= Written problem =
Locate the string "coarse" throughout the material and copy every line in which it occurs.

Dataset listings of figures
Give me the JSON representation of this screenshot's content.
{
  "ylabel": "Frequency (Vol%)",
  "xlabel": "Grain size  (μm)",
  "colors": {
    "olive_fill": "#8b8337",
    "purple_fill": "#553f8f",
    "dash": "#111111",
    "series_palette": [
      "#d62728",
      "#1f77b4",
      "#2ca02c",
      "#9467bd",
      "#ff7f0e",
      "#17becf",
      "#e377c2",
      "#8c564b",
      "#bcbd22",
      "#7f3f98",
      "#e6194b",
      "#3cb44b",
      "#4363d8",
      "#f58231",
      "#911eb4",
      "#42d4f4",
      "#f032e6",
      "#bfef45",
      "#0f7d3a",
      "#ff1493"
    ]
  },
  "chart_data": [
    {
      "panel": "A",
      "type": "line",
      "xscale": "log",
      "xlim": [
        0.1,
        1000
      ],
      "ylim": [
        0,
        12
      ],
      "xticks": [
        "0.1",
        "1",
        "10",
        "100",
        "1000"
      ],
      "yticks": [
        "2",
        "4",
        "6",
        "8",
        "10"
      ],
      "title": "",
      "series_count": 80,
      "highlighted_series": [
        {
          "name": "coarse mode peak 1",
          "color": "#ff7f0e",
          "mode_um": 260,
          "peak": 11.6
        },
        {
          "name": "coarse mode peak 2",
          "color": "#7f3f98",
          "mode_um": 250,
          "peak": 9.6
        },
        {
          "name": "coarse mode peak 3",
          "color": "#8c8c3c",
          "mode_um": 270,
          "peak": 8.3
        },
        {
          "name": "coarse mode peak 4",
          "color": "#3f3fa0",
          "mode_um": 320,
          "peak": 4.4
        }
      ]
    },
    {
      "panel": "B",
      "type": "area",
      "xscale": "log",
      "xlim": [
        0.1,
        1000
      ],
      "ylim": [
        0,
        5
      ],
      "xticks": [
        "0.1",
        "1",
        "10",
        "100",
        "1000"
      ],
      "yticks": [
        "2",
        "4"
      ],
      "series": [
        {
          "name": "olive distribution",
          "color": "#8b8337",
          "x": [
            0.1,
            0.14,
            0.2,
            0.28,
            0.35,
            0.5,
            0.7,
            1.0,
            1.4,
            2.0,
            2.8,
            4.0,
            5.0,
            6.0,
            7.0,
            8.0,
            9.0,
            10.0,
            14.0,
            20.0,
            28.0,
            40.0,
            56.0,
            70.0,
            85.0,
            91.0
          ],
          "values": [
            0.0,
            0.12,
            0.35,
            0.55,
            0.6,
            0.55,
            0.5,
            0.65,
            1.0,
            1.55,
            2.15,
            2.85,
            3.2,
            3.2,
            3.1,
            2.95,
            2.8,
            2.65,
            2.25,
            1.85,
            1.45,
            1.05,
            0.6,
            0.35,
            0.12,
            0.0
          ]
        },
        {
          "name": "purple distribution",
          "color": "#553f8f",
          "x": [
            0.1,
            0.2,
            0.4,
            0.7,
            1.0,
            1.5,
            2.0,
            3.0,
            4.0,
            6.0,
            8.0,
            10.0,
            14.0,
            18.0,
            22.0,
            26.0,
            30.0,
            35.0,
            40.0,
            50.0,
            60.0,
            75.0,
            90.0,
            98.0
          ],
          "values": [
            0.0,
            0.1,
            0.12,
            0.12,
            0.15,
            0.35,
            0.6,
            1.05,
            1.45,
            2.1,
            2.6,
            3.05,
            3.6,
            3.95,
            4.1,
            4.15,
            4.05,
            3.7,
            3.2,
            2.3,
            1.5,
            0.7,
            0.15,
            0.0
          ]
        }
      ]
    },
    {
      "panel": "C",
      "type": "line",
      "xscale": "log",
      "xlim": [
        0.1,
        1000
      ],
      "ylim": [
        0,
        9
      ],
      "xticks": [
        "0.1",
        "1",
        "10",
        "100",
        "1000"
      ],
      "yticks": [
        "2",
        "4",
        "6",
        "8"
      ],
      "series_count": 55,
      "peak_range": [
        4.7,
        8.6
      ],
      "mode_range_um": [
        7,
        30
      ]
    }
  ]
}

= Solved exercise =
          "name": "coarse mode peak 1",
          "name": "coarse mode peak 2",
          "name": "coarse mode peak 3",
          "name": "coarse mode peak 4",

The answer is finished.